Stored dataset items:
* * *

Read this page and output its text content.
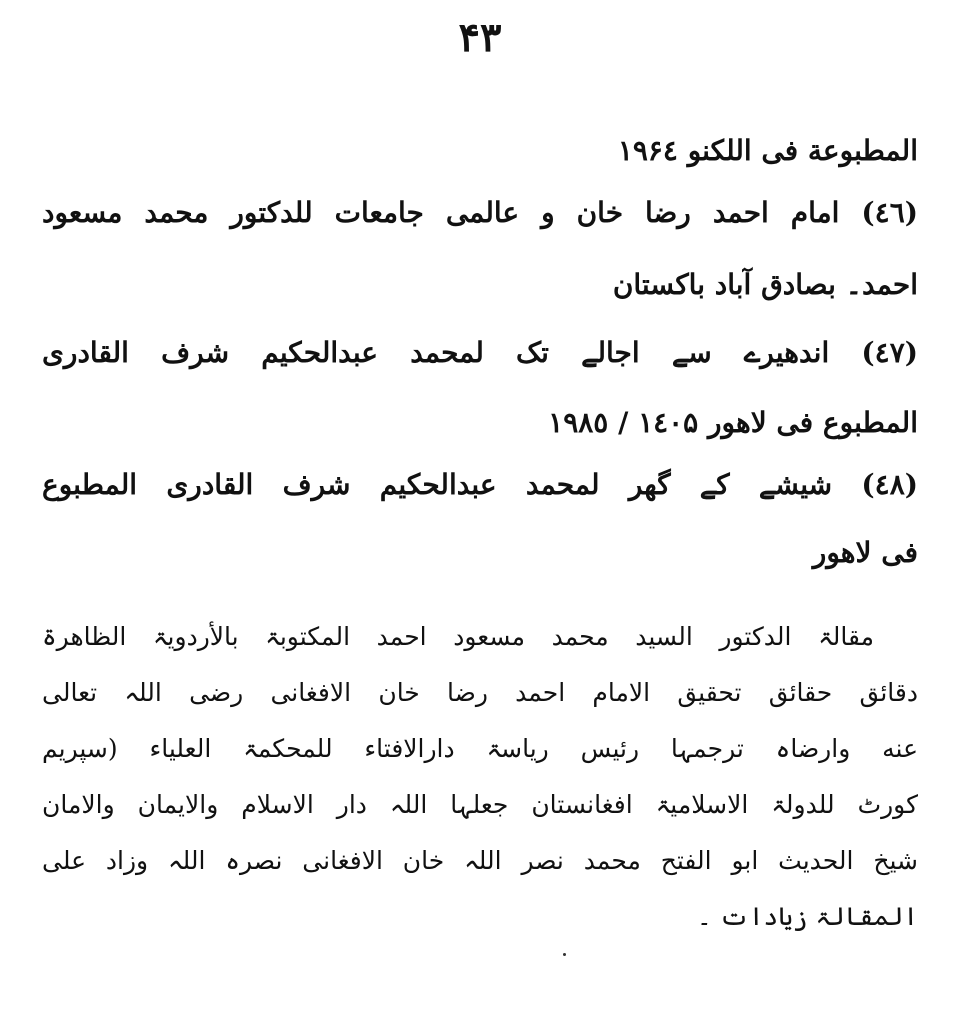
۴۳
المطبوعة فى اللكنو ۱۹۶٤
(٤٦) امام احمد رضا خان و عالمی جامعات للدکتور محمد مسعود
احمد۔ بصادق آباد باکستان
(٤٧) اندھیرے سے اجالے تک لمحمد عبدالحکیم شرف القادری
المطبوع فی لاھور ۱٤۰۵ / ۱۹۸٥
(٤٨) شیشے کے گھر لمحمد عبدالحکیم شرف القادری المطبوع
فی لاھور
مقالۃ الدکتور السید محمد مسعود احمد المکتوبۃ بالأردویۃ الظاهرۃ
دقائق حقائق تحقیق الامام احمد رضا خان الافغانی رضی اللہ تعالی
عنه وارضاہ ترجمہا رئیس ریاسۃ دارالافتاء للمحکمۃ العلیاء (سپریم
کورٹ للدولۃ الاسلامیۃ افغانستان جعلہا اللہ دار الاسلام والایمان والامان
شیخ الحدیث ابو الفتح محمد نصر اللہ خان الافغانی نصرہ اللہ وزاد علی
المقالۃ زیادات ۔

* * *

Exercise -> Make an exact copy of the data above, pictures excluded.

Exercise result ->
Read this page and output its text content.
۴۳
المطبوعة فى اللكنو ۱۹۶٤
(٤٦) امام احمد رضا خان و عالمی جامعات للدکتور محمد مسعود
احمد۔ بصادق آباد باکستان
(٤٧) اندھیرے سے اجالے تک لمحمد عبدالحکیم شرف القادری
المطبوع فی لاھور ۱٤۰۵ / ۱۹۸٥
(٤٨) شیشے کے گھر لمحمد عبدالحکیم شرف القادری المطبوع
فی لاھور
مقالۃ الدکتور السید محمد مسعود احمد المکتوبۃ بالأردویۃ الظاهرۃ
دقائق حقائق تحقیق الامام احمد رضا خان الافغانی رضی اللہ تعالی
عنه وارضاہ ترجمہا رئیس ریاسۃ دارالافتاء للمحکمۃ العلیاء (سپریم
کورٹ للدولۃ الاسلامیۃ افغانستان جعلہا اللہ دار الاسلام والایمان والامان
شیخ الحدیث ابو الفتح محمد نصر اللہ خان الافغانی نصرہ اللہ وزاد علی
المقالۃ زیادات ۔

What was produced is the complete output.